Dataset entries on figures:

───

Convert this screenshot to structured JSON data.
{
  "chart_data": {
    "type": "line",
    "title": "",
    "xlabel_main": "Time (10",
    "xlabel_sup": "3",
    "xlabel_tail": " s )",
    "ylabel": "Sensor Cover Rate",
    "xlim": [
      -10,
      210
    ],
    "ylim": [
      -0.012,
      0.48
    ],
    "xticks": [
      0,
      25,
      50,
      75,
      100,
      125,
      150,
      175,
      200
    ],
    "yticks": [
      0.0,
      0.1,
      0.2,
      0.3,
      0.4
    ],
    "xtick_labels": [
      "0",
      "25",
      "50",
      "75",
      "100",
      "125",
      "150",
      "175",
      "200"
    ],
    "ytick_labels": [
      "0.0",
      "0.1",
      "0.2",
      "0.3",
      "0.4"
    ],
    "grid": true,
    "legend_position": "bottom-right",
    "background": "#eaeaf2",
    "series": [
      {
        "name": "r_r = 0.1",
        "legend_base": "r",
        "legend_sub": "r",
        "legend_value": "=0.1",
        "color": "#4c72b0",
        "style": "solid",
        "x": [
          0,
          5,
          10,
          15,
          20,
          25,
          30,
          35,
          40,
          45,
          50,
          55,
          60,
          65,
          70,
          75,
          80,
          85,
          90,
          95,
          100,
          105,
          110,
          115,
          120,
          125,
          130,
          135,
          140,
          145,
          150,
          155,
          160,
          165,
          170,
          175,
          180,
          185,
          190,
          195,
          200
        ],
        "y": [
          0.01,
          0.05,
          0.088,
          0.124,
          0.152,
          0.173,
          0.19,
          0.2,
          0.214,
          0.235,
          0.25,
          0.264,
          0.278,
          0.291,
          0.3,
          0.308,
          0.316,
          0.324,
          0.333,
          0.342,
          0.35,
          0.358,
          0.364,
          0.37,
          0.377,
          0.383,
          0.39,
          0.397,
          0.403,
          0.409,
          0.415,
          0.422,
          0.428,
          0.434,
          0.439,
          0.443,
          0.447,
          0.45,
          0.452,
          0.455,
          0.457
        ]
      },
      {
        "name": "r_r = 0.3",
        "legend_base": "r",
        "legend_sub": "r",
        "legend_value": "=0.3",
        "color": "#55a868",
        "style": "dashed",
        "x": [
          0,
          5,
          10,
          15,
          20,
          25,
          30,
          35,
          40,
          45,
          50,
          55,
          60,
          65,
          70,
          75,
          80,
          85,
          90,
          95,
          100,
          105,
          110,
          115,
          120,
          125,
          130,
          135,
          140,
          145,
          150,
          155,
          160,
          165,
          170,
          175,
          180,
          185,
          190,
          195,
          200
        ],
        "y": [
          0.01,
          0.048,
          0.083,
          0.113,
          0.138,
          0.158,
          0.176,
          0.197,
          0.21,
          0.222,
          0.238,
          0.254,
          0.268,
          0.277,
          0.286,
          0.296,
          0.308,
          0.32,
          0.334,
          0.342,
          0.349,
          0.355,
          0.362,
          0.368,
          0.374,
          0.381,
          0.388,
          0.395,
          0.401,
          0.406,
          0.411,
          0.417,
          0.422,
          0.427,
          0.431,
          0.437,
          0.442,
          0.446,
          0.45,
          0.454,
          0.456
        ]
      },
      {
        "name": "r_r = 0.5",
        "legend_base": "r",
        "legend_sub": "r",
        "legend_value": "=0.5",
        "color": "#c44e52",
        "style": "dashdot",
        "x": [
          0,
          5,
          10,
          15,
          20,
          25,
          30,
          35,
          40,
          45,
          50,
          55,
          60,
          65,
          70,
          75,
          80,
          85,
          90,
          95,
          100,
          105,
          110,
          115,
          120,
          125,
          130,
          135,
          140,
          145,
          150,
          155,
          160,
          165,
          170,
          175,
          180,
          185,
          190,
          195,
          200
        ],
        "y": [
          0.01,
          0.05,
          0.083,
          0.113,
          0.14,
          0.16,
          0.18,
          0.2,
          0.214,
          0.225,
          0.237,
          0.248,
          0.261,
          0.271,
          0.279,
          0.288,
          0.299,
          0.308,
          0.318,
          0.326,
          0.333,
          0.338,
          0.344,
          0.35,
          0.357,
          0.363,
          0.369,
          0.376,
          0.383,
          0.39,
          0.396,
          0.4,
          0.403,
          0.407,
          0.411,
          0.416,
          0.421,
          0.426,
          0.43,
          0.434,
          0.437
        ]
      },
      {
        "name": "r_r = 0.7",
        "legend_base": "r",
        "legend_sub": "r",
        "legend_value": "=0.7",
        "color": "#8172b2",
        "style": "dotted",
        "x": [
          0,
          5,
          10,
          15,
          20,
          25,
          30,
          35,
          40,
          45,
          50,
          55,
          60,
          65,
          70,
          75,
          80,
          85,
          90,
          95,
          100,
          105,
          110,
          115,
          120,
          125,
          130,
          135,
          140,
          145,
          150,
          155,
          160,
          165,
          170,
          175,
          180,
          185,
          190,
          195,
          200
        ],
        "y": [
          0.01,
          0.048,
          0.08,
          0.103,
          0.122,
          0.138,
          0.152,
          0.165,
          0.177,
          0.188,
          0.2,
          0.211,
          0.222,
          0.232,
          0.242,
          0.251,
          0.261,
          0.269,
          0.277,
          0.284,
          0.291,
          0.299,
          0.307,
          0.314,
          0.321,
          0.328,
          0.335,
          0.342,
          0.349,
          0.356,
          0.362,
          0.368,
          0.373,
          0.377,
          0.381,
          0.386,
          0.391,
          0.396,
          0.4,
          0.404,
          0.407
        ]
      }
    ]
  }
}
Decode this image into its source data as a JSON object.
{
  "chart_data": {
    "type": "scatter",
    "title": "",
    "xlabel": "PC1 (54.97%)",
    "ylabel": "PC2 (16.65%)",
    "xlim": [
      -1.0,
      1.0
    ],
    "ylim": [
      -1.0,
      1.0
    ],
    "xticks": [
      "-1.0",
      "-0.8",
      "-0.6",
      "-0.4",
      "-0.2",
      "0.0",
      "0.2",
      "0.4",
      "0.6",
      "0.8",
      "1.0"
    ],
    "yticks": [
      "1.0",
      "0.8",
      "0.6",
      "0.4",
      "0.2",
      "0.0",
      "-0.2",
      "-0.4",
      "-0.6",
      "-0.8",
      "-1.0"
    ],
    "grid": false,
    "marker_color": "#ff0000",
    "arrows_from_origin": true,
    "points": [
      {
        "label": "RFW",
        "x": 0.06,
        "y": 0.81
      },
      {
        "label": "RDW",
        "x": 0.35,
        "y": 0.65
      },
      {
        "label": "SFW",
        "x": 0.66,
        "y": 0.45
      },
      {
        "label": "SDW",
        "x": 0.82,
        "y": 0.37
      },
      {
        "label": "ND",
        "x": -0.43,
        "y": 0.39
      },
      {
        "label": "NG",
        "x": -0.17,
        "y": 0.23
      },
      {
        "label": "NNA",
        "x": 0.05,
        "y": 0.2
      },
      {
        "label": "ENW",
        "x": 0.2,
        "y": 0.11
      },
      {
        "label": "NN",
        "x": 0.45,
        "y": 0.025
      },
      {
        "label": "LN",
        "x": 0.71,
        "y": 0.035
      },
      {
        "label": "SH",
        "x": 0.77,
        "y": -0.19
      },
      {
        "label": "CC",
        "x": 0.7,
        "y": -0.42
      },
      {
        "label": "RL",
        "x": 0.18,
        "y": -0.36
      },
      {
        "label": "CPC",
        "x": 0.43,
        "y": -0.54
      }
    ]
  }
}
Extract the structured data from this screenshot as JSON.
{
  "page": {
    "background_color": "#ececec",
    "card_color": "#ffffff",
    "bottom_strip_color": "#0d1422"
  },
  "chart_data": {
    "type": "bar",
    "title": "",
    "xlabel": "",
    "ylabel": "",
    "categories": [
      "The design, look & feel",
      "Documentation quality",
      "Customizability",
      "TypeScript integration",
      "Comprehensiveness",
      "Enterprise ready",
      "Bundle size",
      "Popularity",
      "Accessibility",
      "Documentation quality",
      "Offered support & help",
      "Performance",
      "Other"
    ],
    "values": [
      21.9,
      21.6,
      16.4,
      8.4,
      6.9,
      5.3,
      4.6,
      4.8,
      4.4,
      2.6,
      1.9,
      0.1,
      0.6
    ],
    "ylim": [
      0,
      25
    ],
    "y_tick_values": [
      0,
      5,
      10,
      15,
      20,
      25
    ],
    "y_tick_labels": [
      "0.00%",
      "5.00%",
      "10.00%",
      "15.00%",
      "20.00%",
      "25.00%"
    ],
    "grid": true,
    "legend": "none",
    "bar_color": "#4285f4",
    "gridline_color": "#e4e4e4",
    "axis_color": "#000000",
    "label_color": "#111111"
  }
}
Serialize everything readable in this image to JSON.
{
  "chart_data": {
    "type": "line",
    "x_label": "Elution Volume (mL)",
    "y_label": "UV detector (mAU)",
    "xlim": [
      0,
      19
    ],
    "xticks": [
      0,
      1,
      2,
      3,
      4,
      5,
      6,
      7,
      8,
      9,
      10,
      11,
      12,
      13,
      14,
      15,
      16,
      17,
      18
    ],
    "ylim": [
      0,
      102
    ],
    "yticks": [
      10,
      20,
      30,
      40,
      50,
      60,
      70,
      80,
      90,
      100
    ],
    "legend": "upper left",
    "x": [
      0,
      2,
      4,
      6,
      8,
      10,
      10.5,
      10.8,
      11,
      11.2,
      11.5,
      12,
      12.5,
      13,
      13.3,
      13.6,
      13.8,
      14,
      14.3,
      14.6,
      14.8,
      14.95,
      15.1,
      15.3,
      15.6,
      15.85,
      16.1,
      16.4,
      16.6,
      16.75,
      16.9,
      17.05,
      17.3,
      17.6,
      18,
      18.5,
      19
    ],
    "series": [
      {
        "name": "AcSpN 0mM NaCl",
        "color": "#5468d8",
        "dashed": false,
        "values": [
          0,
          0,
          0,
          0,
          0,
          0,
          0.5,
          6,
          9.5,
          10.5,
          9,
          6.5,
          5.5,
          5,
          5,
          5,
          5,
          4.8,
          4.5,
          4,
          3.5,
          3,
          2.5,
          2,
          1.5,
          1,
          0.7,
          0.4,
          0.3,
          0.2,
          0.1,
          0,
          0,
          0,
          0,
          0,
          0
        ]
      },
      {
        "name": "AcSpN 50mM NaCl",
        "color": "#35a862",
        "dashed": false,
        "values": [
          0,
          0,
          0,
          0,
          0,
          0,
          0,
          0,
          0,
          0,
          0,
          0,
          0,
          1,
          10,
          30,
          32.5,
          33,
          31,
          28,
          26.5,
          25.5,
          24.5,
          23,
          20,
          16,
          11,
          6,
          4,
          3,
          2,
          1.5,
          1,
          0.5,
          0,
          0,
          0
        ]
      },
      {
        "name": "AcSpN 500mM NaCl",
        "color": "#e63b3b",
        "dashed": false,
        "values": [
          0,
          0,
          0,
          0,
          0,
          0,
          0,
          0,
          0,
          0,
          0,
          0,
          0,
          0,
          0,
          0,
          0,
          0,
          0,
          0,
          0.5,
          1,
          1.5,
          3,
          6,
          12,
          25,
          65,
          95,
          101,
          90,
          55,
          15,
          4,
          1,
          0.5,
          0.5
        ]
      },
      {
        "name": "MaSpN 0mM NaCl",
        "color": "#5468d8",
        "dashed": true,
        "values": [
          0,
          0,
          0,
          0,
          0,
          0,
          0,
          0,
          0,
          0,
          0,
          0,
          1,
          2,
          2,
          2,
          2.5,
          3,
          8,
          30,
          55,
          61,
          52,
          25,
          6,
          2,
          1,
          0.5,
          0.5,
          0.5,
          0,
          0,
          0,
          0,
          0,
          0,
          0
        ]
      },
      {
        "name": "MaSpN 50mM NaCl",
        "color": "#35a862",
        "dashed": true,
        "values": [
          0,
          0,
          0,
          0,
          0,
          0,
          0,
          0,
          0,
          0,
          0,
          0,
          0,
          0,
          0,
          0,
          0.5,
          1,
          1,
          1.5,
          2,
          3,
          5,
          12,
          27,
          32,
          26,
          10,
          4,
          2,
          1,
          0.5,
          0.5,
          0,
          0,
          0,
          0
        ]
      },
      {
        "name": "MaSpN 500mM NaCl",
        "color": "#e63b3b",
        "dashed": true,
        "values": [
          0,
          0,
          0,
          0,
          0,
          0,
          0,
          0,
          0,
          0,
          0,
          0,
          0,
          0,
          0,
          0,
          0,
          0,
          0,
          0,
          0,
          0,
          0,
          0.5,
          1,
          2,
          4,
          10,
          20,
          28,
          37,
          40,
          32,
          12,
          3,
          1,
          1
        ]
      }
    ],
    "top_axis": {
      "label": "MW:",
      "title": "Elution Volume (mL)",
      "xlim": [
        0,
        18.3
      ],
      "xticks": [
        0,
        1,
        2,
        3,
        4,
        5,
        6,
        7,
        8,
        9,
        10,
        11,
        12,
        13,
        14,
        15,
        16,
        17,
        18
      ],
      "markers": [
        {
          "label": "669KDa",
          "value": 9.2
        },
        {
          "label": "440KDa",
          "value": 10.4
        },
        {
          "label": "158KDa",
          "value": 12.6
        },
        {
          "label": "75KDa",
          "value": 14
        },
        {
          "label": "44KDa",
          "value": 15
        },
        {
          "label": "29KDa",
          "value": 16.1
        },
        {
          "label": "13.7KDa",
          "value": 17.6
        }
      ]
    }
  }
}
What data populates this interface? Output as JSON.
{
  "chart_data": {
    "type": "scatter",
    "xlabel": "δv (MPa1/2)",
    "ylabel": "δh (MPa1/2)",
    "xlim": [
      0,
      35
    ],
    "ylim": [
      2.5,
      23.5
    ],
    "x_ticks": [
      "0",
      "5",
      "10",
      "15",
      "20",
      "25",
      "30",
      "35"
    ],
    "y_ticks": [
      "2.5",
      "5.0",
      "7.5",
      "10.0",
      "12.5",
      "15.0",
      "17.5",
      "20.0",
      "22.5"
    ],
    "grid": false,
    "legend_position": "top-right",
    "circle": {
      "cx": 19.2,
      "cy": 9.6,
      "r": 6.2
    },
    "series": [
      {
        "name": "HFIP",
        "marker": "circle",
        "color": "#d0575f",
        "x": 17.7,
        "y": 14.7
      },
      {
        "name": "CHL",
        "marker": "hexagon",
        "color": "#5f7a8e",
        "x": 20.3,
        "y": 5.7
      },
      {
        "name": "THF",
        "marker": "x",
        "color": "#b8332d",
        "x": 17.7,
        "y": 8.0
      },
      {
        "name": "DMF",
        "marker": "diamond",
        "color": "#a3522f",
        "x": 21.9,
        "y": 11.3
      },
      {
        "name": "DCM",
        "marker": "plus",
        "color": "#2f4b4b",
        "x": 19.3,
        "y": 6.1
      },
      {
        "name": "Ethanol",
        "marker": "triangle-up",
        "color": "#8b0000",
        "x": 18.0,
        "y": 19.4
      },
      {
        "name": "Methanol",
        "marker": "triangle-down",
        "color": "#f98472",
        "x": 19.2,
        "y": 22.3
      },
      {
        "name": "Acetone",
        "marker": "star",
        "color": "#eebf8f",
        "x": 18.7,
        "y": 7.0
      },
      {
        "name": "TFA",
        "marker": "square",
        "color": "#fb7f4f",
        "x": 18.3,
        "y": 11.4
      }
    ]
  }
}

───

▶ **Stated goal**: Filter lines by "ylabel" and return each hit.

▶ **Complete output**:
    "ylabel": "Sensor Cover Rate",
    "ylabel": "PC2 (16.65%)",
    "ylabel": "",
    "ylabel": "δh (MPa1/2)",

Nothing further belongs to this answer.